Source document
Thursday, February 29, 2024

The Kaiju Preservation Society by John Scalzi

 

It's Scalzi being Scalzi. His books are immensely readable--witty and quippy and sparkling and poppy--and this is him, at his Scalziest. This is not a novel that needs to be taken seriously--it's probably not even a novel that's good, if it's taken seriously--but it's very definitely a novel that's fun, and there's probably some depth to it that'll reward paying some attention to it. Very worth reading.

Tuesday, February 27, 2024

Ghost Eaters by Clay McLeod Chapman

 

A Horror novel with an interesting enough premise--what if there were a drug that let you see the dead, and what if it let the dead see you--that, sadly, doesn't matter to do much with it. The characters are never really likeable (but perhaps people that young and as privileged as the narrator shouldn't be) and the fact the novel so closely parallels addiction narratives of the most Drugs Are Bad, MmmKay? type doesn't help. It's not a *bad* novel, but it's not really a *good* one, either.

Sunday, February 25, 2024

The Hard Stuff by David Gordon

 

So, this is a sequel to The Bouncer, and it's clear at the end it's setting up for at least one more sequel, and that's pretty OK. Gordon's got an engaging voice and the characters here are pretty likeable and interesting, and it's clear the situation as it is cannot stand in several important ways; this does not feel as though it will be an interminable series. The eventual endgame is plausibly clear, here, and I'm kinda hoping Gordon gets to it pretty quickly--though I'd be willing to take some winding paths there, if need be.

[Region boundary data]
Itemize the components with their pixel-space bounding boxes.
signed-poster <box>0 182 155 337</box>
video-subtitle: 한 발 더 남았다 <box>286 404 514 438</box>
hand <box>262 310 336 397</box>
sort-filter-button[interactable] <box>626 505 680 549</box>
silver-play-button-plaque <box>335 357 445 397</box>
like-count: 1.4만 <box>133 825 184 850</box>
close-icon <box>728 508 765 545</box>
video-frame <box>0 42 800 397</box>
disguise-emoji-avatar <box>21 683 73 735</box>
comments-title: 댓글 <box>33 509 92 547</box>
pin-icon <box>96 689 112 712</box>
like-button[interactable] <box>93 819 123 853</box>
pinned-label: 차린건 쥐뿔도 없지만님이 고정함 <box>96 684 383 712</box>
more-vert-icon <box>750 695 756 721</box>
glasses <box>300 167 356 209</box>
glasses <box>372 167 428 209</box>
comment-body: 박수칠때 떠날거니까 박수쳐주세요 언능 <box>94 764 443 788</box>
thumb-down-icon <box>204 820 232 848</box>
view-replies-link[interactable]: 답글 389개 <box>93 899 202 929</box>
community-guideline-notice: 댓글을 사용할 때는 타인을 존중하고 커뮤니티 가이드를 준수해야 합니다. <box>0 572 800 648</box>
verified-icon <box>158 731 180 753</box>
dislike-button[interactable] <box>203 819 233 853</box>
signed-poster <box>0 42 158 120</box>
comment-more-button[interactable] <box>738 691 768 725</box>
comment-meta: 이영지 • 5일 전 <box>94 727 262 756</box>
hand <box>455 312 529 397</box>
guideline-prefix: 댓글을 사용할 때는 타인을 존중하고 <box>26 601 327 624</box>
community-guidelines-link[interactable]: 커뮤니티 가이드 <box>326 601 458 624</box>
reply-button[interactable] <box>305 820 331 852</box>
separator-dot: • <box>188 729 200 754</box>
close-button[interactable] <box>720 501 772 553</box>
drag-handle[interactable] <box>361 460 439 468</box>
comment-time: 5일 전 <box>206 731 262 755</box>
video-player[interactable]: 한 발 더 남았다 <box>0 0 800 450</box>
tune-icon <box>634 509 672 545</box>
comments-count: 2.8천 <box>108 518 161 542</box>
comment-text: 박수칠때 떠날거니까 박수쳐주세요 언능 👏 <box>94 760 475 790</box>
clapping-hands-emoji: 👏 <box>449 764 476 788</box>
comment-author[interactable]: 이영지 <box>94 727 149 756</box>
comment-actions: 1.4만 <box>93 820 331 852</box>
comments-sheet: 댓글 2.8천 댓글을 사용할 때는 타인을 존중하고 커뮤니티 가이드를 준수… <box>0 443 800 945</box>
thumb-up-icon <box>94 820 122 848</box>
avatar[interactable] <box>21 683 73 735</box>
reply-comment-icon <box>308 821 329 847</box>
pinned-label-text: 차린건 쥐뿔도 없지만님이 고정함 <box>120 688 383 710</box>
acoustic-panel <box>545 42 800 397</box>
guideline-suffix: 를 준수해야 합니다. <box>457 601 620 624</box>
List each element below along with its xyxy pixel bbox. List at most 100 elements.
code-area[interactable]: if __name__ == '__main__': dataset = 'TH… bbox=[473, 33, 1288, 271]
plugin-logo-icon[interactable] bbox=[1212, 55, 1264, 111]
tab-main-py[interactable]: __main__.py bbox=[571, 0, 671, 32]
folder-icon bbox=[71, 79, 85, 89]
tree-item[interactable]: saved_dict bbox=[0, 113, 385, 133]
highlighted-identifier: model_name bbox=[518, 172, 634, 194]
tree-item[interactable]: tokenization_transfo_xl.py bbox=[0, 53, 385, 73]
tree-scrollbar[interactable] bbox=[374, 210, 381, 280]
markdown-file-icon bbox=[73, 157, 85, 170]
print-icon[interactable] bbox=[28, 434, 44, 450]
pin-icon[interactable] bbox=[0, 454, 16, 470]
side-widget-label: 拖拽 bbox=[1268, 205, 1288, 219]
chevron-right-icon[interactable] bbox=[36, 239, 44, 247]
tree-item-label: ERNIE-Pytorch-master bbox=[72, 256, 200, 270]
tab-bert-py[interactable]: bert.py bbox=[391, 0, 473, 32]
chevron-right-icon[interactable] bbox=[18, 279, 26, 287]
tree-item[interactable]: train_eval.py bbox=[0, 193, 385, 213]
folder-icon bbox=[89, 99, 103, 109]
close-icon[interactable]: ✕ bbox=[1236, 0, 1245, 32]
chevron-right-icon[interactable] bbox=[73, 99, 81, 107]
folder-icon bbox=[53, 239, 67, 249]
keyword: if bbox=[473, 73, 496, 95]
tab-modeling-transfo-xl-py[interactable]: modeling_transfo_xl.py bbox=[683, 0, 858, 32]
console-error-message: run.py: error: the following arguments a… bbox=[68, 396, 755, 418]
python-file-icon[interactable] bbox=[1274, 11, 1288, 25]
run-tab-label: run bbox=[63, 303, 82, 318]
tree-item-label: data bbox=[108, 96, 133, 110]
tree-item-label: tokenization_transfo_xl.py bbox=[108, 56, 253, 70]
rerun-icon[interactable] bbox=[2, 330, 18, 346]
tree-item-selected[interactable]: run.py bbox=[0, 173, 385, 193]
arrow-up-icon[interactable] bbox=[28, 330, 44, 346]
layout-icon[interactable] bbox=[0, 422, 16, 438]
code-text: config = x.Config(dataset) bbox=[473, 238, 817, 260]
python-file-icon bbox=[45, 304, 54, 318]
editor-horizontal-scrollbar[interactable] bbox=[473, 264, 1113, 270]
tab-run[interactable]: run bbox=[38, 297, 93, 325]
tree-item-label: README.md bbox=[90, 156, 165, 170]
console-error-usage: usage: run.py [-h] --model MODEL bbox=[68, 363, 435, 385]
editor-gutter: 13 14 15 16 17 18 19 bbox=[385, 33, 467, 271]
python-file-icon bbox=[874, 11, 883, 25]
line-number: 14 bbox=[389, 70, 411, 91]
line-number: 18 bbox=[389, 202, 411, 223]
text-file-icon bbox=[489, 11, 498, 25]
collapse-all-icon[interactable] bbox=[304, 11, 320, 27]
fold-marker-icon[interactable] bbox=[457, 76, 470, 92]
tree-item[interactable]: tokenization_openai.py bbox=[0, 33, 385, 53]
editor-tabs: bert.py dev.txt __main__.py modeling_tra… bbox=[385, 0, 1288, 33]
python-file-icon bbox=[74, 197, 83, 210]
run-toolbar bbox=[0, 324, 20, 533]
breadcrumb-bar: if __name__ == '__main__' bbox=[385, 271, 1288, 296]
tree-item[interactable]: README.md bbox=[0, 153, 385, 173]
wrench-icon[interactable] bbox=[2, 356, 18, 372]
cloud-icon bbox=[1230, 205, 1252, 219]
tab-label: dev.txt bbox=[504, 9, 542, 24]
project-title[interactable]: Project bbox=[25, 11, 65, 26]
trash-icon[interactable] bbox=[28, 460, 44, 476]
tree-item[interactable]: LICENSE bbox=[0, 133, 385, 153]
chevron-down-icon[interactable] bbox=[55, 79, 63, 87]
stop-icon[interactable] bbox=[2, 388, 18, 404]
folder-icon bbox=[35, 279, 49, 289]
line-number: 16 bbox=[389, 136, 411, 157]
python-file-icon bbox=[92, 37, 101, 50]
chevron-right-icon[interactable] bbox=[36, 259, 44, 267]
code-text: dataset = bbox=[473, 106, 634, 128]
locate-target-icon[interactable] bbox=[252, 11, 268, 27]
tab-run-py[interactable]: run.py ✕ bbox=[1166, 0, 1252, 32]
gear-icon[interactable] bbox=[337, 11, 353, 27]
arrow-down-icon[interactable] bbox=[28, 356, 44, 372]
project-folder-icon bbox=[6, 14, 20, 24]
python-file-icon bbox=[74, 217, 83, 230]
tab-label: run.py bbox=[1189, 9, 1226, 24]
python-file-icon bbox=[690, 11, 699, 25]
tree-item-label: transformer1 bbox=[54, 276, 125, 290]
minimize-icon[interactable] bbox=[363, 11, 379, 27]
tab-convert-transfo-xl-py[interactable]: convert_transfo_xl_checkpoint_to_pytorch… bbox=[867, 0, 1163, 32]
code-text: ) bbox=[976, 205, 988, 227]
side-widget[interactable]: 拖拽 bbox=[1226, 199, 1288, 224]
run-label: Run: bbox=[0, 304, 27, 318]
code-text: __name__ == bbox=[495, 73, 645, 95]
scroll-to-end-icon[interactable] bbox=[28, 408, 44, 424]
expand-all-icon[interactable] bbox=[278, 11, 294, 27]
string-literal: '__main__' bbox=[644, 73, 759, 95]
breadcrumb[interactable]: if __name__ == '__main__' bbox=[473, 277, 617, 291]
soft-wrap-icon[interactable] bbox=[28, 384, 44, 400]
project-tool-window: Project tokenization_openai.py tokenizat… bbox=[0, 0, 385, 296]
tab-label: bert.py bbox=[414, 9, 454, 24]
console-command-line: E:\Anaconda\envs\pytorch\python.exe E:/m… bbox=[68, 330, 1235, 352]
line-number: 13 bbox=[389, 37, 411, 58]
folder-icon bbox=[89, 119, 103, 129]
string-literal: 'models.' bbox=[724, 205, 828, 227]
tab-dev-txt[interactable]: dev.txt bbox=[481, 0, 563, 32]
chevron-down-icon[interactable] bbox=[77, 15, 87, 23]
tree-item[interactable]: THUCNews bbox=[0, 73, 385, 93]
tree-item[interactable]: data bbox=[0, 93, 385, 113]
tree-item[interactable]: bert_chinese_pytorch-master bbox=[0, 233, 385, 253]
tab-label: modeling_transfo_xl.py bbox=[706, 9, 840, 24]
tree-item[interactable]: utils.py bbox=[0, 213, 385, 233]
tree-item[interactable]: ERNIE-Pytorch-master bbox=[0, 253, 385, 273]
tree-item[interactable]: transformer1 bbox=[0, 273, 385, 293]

Goals
**A)** In the book reviews, which novel is The Hard Stuff a sequel to?
**B)** Rewrite the book reviews from "It's Scalzi being" to "Very worth reading.", putting "enjoyable" in place of "readable".

Complete answers
**A)** The Bouncer

**B)**
It's Scalzi being Scalzi. His books are immensely enjoyable--witty and quippy and sparkling and poppy--and this is him, at his Scalziest. This is not a novel that needs to be taken seriously--it's probably not even a novel that's good, if it's taken seriously--but it's very definitely a novel that's fun, and there's probably some depth to it that'll reward paying some attention to it. Very worth reading.